## BEGIN STORED DATA

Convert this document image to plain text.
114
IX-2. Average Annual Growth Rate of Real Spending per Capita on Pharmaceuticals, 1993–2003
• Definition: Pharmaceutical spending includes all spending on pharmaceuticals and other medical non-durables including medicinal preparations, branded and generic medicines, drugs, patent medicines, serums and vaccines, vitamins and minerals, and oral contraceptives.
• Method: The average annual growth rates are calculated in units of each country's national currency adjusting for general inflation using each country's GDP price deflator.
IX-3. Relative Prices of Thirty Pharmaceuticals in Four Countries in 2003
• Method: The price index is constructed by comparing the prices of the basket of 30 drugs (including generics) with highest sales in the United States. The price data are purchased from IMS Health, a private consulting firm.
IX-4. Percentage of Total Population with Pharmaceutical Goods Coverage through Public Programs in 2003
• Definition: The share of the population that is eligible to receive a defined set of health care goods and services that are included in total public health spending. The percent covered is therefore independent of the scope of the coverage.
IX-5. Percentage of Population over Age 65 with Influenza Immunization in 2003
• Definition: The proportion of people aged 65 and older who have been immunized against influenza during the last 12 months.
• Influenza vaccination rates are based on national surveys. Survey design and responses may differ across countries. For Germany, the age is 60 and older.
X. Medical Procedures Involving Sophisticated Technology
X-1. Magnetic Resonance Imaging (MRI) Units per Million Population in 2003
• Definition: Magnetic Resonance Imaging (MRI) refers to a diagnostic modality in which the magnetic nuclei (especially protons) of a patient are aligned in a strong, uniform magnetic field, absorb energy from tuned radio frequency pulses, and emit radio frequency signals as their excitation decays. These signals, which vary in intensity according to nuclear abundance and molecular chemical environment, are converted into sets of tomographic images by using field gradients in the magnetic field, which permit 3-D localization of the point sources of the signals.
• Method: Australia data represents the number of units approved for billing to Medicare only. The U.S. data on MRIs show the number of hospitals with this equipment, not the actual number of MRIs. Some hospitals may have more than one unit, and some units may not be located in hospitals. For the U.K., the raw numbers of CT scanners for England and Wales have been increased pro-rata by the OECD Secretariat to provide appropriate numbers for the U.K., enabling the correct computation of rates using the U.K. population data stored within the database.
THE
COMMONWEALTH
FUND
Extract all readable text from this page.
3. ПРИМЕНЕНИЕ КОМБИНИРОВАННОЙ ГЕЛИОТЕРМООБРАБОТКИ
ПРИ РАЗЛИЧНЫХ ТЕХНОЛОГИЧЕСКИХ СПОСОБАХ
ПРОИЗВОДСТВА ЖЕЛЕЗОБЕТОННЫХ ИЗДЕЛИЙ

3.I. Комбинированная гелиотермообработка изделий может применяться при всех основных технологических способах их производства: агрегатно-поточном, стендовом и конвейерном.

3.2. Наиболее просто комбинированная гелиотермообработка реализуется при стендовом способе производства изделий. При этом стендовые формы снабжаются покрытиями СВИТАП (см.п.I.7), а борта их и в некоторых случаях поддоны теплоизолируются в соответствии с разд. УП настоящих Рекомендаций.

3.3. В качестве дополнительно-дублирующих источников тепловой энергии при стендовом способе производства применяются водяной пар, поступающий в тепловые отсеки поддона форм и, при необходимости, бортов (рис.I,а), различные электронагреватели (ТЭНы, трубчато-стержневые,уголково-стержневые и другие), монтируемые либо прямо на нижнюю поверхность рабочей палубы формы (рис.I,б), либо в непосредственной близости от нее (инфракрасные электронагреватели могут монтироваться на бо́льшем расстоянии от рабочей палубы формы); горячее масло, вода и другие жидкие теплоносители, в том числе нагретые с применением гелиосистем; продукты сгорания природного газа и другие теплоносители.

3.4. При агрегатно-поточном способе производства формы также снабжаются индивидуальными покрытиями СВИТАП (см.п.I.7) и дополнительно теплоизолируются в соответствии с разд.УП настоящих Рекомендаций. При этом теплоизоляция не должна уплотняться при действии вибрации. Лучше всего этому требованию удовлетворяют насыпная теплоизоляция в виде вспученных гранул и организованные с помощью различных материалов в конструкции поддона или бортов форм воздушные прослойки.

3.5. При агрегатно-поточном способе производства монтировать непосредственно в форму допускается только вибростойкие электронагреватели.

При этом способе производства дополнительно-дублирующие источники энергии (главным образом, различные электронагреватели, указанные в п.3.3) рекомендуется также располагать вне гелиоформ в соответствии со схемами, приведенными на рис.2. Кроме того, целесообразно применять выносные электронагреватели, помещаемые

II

## END STORED DATA

THE EXERCISE:
Gather up the lines that contain the word "Percentage".

THE ANSWER:
IX-4. Percentage of Total Population with Pharmaceutical Goods Coverage through Public Programs in 2003
IX-5. Percentage of Population over Age 65 with Influenza Immunization in 2003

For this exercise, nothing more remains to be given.